Set problem: Identify each line below that contains the word "time", and copy it out.

Stored data:
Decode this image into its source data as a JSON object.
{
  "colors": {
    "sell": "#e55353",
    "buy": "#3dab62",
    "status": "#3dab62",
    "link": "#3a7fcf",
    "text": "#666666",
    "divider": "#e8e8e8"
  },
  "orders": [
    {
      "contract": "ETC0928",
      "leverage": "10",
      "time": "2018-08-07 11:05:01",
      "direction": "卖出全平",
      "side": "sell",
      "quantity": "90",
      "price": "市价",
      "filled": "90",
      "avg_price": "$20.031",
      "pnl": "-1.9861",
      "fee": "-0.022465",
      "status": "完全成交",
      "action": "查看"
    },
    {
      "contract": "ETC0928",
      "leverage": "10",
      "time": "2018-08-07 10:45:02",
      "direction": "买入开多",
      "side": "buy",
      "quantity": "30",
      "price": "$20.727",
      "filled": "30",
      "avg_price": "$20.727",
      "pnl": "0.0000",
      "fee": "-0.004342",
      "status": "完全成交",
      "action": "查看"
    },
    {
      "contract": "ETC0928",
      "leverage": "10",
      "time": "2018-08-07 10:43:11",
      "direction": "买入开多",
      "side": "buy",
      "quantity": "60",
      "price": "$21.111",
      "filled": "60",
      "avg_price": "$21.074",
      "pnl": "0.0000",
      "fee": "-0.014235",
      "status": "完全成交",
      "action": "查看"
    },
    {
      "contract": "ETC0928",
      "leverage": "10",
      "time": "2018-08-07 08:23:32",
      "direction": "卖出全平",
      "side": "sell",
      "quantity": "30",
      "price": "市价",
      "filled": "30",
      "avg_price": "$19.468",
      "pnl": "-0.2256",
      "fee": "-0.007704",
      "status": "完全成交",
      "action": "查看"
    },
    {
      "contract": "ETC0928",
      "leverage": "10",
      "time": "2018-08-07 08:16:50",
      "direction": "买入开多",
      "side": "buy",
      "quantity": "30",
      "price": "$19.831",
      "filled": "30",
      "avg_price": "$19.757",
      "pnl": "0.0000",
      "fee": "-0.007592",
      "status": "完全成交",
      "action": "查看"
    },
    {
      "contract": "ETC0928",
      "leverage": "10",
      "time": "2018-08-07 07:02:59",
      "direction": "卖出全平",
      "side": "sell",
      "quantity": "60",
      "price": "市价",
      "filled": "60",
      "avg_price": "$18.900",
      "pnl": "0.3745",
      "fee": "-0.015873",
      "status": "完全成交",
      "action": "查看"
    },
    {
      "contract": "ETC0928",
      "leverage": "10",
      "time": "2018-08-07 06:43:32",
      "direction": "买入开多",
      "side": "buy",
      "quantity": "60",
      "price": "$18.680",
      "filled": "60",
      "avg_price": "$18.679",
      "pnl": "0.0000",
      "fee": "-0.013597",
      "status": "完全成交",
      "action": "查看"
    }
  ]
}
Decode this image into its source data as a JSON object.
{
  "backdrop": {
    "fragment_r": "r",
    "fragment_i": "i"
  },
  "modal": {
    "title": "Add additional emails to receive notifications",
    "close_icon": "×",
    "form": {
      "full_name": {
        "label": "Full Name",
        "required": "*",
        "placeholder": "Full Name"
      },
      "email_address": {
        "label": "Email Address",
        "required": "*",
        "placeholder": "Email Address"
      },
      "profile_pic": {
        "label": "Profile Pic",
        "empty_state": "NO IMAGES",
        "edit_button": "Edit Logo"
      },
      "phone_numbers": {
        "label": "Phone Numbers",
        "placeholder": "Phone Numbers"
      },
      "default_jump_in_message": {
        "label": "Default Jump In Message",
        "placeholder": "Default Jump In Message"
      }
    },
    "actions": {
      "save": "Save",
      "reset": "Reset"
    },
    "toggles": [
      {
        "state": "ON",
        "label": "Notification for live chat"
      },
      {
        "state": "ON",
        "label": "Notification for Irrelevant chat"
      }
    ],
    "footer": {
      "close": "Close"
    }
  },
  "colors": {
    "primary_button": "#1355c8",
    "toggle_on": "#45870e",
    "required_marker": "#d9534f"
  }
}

Completed exercise:
      "time": "2018-08-07 11:05:01",
      "time": "2018-08-07 10:45:02",
      "time": "2018-08-07 10:43:11",
      "time": "2018-08-07 08:23:32",
      "time": "2018-08-07 08:16:50",
      "time": "2018-08-07 07:02:59",
      "time": "2018-08-07 06:43:32",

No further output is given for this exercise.